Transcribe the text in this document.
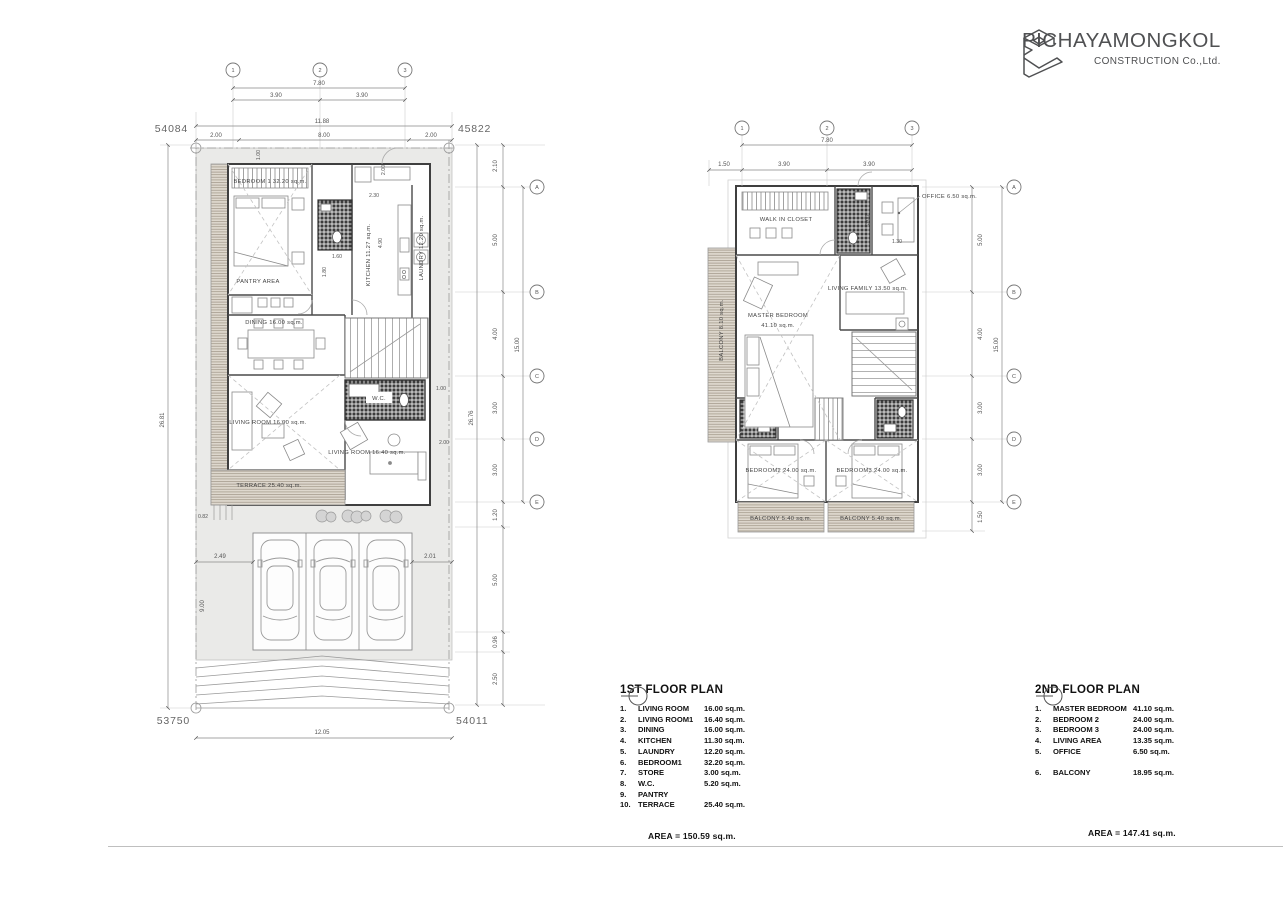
PICHAYAMONGKOL
CONSTRUCTION Co.,Ltd.
1	2	3
A
B
C
D
E
7.80
3.90	3.90
11.88
2.00	8.00	2.00
2.10
5.00
4.00
3.00
3.00
1.20
5.00
0.96
2.50
15.00
26.76
26.81
9.00
0.82
2.49	2.01
12.05
1.00
2.00
2.30
4.90
1.60
1.80
1.00
2.00
54084	45822
53750	54011
BEDROOM 1 32.20 sq.m.
PANTRY AREA
DINING 16.00 sq.m.
KITCHEN 11.27 sq.m.	LAUNDRY 12.20 sq.m.
W.C.
LIVING ROOM 16.00 sq.m.
LIVING ROOM 16.40 sq.m.
TERRACE 25.40 sq.m.
1	2	3
A
B
C
D
E
7.80
1.50	3.90	3.90
5.00
4.00
3.00
3.00
1.50
15.00
1.30
3.00
WALK IN CLOSET
OFFICE 6.50 sq.m.
MASTER BEDROOM
41.10 sq.m.
LIVING FAMILY 13.50 sq.m.
BALCONY 8.10 sq.m.
BEDROOM2 24.00 sq.m.	BEDROOM3 24.00 sq.m.
BALCONY 5.40 sq.m.	BALCONY 5.40 sq.m.
1ST FLOOR PLAN
1.	LIVING ROOM	16.00 sq.m.
2.	LIVING ROOM1	16.40 sq.m.
3.	DINING	16.00 sq.m.
4.	KITCHEN	11.30 sq.m.
5.	LAUNDRY	12.20 sq.m.
6.	BEDROOM1	32.20 sq.m.
7.	STORE	3.00 sq.m.
8.	W.C.	5.20 sq.m.
9.	PANTRY
10. TERRACE	25.40 sq.m.
AREA = 150.59 sq.m.
2ND FLOOR PLAN
1.	MASTER BEDROOM 41.10 sq.m.
2.	BEDROOM 2	24.00 sq.m.
3.	BEDROOM 3	24.00 sq.m.
4.	LIVING AREA	13.35 sq.m.
5.	OFFICE	6.50 sq.m.
6.	BALCONY	18.95 sq.m.
AREA = 147.41 sq.m.
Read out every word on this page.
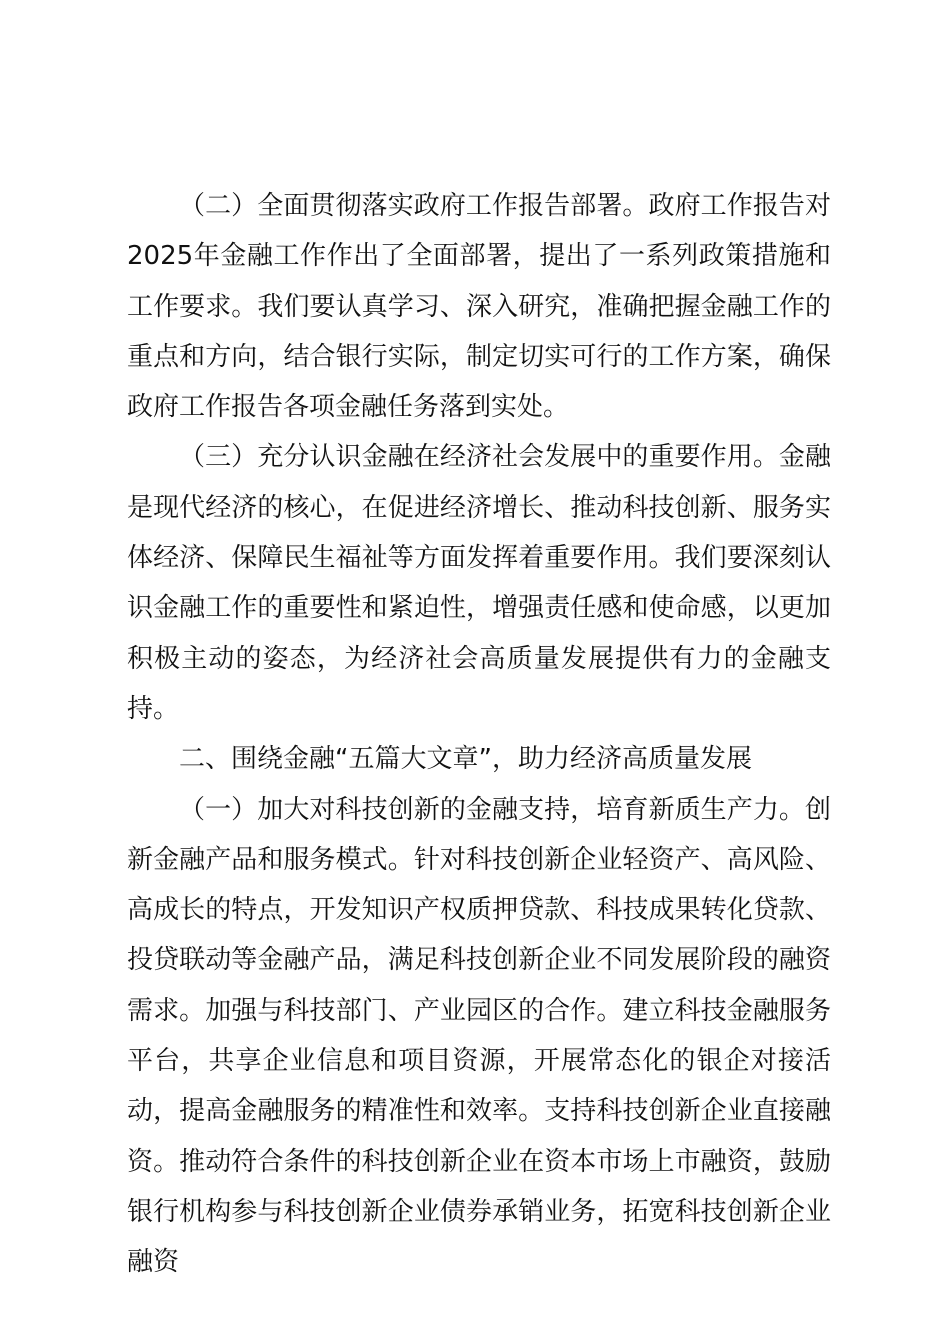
（二）全面贯彻落实政府工作报告部署。政府工作报告对2025年金融工作作出了全面部署，提出了一系列政策措施和工作要求。我们要认真学习、深入研究，准确把握金融工作的重点和方向，结合银行实际，制定切实可行的工作方案，确保政府工作报告各项金融任务落到实处。

（三）充分认识金融在经济社会发展中的重要作用。金融是现代经济的核心，在促进经济增长、推动科技创新、服务实体经济、保障民生福祉等方面发挥着重要作用。我们要深刻认识金融工作的重要性和紧迫性，增强责任感和使命感，以更加积极主动的姿态，为经济社会高质量发展提供有力的金融支持。

二、围绕金融“五篇大文章”，助力经济高质量发展

（一）加大对科技创新的金融支持，培育新质生产力。创新金融产品和服务模式。针对科技创新企业轻资产、高风险、高成长的特点，开发知识产权质押贷款、科技成果转化贷款、投贷联动等金融产品，满足科技创新企业不同发展阶段的融资需求。加强与科技部门、产业园区的合作。建立科技金融服务平台，共享企业信息和项目资源，开展常态化的银企对接活动，提高金融服务的精准性和效率。支持科技创新企业直接融资。推动符合条件的科技创新企业在资本市场上市融资，鼓励银行机构参与科技创新企业债券承销业务，拓宽科技创新企业融资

────────

### WHAT IS NEEDED
Go through the records. Copy each line where "LAUNDRY" appears.

### RESPONSE
KITCHEN 11.27 sq.m.	LAUNDRY 12.20 sq.m.
5.	LAUNDRY	12.20 sq.m.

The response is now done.